** Start Material to process **
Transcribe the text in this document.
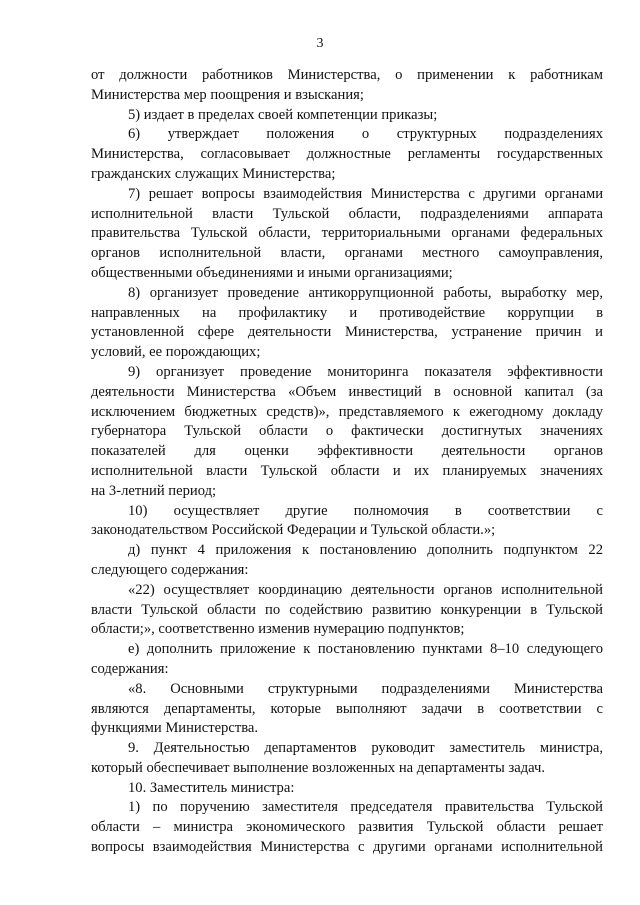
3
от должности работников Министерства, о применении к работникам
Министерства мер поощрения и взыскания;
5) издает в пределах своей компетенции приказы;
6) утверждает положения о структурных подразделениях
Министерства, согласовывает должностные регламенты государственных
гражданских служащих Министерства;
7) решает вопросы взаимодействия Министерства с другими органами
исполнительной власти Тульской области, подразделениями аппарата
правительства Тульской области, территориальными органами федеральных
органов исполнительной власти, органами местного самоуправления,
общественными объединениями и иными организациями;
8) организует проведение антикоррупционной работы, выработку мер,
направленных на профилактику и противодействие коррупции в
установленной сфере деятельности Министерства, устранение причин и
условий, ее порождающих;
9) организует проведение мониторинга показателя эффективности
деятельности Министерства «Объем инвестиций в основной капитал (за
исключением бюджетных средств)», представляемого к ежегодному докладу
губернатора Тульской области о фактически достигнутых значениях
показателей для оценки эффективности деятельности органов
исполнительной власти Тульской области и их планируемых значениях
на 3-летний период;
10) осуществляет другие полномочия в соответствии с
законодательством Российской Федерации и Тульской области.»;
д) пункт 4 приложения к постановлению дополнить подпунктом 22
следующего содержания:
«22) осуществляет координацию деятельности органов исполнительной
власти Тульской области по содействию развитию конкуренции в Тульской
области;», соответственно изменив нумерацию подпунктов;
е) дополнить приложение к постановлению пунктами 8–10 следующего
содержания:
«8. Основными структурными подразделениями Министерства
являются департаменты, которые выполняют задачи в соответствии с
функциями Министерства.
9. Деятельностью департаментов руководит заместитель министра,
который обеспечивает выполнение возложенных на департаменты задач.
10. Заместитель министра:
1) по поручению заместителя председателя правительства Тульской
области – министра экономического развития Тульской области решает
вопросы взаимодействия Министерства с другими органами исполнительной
** End Material to process **
[To do] Repeat the records above verbatim, with no pictures in the result.

[Response below]
Transcribe the text in this document.
3
от должности работников Министерства, о применении к работникам
Министерства мер поощрения и взыскания;
5) издает в пределах своей компетенции приказы;
6) утверждает положения о структурных подразделениях
Министерства, согласовывает должностные регламенты государственных
гражданских служащих Министерства;
7) решает вопросы взаимодействия Министерства с другими органами
исполнительной власти Тульской области, подразделениями аппарата
правительства Тульской области, территориальными органами федеральных
органов исполнительной власти, органами местного самоуправления,
общественными объединениями и иными организациями;
8) организует проведение антикоррупционной работы, выработку мер,
направленных на профилактику и противодействие коррупции в
установленной сфере деятельности Министерства, устранение причин и
условий, ее порождающих;
9) организует проведение мониторинга показателя эффективности
деятельности Министерства «Объем инвестиций в основной капитал (за
исключением бюджетных средств)», представляемого к ежегодному докладу
губернатора Тульской области о фактически достигнутых значениях
показателей для оценки эффективности деятельности органов
исполнительной власти Тульской области и их планируемых значениях
на 3-летний период;
10) осуществляет другие полномочия в соответствии с
законодательством Российской Федерации и Тульской области.»;
д) пункт 4 приложения к постановлению дополнить подпунктом 22
следующего содержания:
«22) осуществляет координацию деятельности органов исполнительной
власти Тульской области по содействию развитию конкуренции в Тульской
области;», соответственно изменив нумерацию подпунктов;
е) дополнить приложение к постановлению пунктами 8–10 следующего
содержания:
«8. Основными структурными подразделениями Министерства
являются департаменты, которые выполняют задачи в соответствии с
функциями Министерства.
9. Деятельностью департаментов руководит заместитель министра,
который обеспечивает выполнение возложенных на департаменты задач.
10. Заместитель министра:
1) по поручению заместителя председателя правительства Тульской
области – министра экономического развития Тульской области решает
вопросы взаимодействия Министерства с другими органами исполнительной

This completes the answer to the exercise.